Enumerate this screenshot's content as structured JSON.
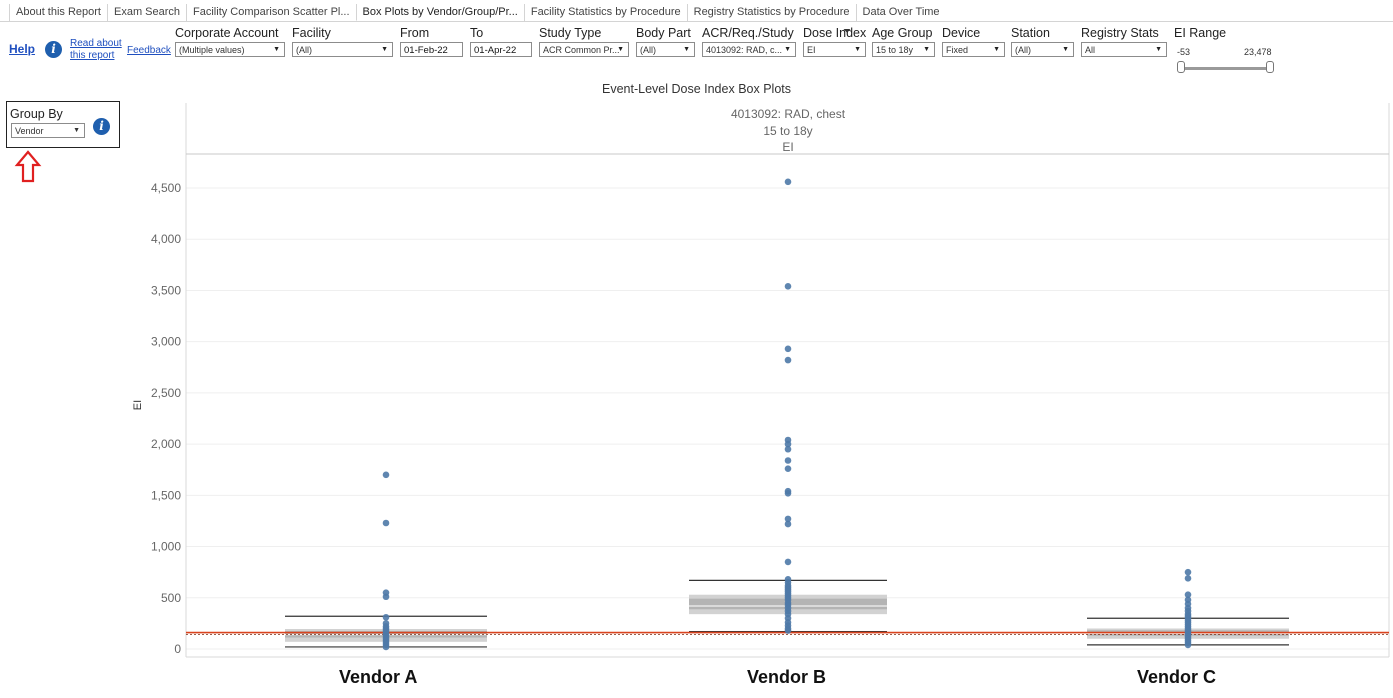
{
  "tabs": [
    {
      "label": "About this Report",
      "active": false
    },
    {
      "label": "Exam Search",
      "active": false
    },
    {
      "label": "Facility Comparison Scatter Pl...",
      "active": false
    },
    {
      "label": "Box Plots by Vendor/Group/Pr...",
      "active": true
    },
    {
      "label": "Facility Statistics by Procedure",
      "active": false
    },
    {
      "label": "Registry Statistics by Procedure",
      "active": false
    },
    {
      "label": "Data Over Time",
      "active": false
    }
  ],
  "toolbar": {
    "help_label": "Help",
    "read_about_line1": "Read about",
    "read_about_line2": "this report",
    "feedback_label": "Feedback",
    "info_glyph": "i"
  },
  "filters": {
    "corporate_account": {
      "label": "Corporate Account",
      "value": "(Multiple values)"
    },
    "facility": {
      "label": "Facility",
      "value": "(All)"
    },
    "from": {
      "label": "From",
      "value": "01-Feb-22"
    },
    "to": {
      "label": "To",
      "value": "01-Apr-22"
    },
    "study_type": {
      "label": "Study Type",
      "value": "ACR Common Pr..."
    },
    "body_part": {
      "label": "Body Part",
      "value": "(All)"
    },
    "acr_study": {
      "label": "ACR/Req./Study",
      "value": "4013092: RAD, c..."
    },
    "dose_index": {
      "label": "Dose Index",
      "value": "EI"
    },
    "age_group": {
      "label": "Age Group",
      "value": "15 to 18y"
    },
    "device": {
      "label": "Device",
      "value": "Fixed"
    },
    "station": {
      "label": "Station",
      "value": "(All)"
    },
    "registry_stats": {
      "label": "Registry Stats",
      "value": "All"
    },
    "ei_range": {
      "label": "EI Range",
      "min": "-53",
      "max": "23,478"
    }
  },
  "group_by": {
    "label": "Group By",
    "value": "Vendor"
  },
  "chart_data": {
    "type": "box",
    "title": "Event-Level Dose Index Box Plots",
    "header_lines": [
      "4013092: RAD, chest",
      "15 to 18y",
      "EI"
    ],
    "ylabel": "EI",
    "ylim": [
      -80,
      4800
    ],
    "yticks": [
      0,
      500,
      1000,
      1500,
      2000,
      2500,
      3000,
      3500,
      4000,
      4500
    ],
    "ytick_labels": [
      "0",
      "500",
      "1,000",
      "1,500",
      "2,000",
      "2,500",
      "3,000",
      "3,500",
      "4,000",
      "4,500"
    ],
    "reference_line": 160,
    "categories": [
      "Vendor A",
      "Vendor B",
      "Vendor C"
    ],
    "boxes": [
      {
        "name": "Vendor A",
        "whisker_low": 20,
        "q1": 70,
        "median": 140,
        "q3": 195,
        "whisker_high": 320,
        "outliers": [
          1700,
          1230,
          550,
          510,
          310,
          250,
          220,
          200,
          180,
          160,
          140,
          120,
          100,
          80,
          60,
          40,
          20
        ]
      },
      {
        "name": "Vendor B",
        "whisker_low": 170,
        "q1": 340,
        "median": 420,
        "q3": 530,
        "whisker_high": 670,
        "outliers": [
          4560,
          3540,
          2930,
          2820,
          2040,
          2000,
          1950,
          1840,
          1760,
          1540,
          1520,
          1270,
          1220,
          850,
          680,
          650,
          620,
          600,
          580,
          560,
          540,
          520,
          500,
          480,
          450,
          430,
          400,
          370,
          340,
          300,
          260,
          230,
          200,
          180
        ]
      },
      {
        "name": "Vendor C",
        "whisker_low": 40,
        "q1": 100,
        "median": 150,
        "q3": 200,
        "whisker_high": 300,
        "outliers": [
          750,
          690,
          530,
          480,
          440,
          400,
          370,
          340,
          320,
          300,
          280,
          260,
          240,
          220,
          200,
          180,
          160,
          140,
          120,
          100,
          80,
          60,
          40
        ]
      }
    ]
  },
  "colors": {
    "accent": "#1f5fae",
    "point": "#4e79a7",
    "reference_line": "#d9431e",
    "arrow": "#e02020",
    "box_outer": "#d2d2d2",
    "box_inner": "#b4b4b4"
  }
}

__TASK REQUIREMENTS__: The material above holds pictures; copy everything else in it exactly.

__ANSWER TO THE PROBLEM__:
Enumerate this screenshot's content as structured JSON.
{
  "tabs": [
    {
      "label": "About this Report",
      "active": false
    },
    {
      "label": "Exam Search",
      "active": false
    },
    {
      "label": "Facility Comparison Scatter Pl...",
      "active": false
    },
    {
      "label": "Box Plots by Vendor/Group/Pr...",
      "active": true
    },
    {
      "label": "Facility Statistics by Procedure",
      "active": false
    },
    {
      "label": "Registry Statistics by Procedure",
      "active": false
    },
    {
      "label": "Data Over Time",
      "active": false
    }
  ],
  "toolbar": {
    "help_label": "Help",
    "read_about_line1": "Read about",
    "read_about_line2": "this report",
    "feedback_label": "Feedback",
    "info_glyph": "i"
  },
  "filters": {
    "corporate_account": {
      "label": "Corporate Account",
      "value": "(Multiple values)"
    },
    "facility": {
      "label": "Facility",
      "value": "(All)"
    },
    "from": {
      "label": "From",
      "value": "01-Feb-22"
    },
    "to": {
      "label": "To",
      "value": "01-Apr-22"
    },
    "study_type": {
      "label": "Study Type",
      "value": "ACR Common Pr..."
    },
    "body_part": {
      "label": "Body Part",
      "value": "(All)"
    },
    "acr_study": {
      "label": "ACR/Req./Study",
      "value": "4013092: RAD, c..."
    },
    "dose_index": {
      "label": "Dose Index",
      "value": "EI"
    },
    "age_group": {
      "label": "Age Group",
      "value": "15 to 18y"
    },
    "device": {
      "label": "Device",
      "value": "Fixed"
    },
    "station": {
      "label": "Station",
      "value": "(All)"
    },
    "registry_stats": {
      "label": "Registry Stats",
      "value": "All"
    },
    "ei_range": {
      "label": "EI Range",
      "min": "-53",
      "max": "23,478"
    }
  },
  "group_by": {
    "label": "Group By",
    "value": "Vendor"
  },
  "chart_data": {
    "type": "box",
    "title": "Event-Level Dose Index Box Plots",
    "header_lines": [
      "4013092: RAD, chest",
      "15 to 18y",
      "EI"
    ],
    "ylabel": "EI",
    "ylim": [
      -80,
      4800
    ],
    "yticks": [
      0,
      500,
      1000,
      1500,
      2000,
      2500,
      3000,
      3500,
      4000,
      4500
    ],
    "ytick_labels": [
      "0",
      "500",
      "1,000",
      "1,500",
      "2,000",
      "2,500",
      "3,000",
      "3,500",
      "4,000",
      "4,500"
    ],
    "reference_line": 160,
    "categories": [
      "Vendor A",
      "Vendor B",
      "Vendor C"
    ],
    "boxes": [
      {
        "name": "Vendor A",
        "whisker_low": 20,
        "q1": 70,
        "median": 140,
        "q3": 195,
        "whisker_high": 320,
        "outliers": [
          1700,
          1230,
          550,
          510,
          310,
          250,
          220,
          200,
          180,
          160,
          140,
          120,
          100,
          80,
          60,
          40,
          20
        ]
      },
      {
        "name": "Vendor B",
        "whisker_low": 170,
        "q1": 340,
        "median": 420,
        "q3": 530,
        "whisker_high": 670,
        "outliers": [
          4560,
          3540,
          2930,
          2820,
          2040,
          2000,
          1950,
          1840,
          1760,
          1540,
          1520,
          1270,
          1220,
          850,
          680,
          650,
          620,
          600,
          580,
          560,
          540,
          520,
          500,
          480,
          450,
          430,
          400,
          370,
          340,
          300,
          260,
          230,
          200,
          180
        ]
      },
      {
        "name": "Vendor C",
        "whisker_low": 40,
        "q1": 100,
        "median": 150,
        "q3": 200,
        "whisker_high": 300,
        "outliers": [
          750,
          690,
          530,
          480,
          440,
          400,
          370,
          340,
          320,
          300,
          280,
          260,
          240,
          220,
          200,
          180,
          160,
          140,
          120,
          100,
          80,
          60,
          40
        ]
      }
    ]
  },
  "colors": {
    "accent": "#1f5fae",
    "point": "#4e79a7",
    "reference_line": "#d9431e",
    "arrow": "#e02020",
    "box_outer": "#d2d2d2",
    "box_inner": "#b4b4b4"
  }
}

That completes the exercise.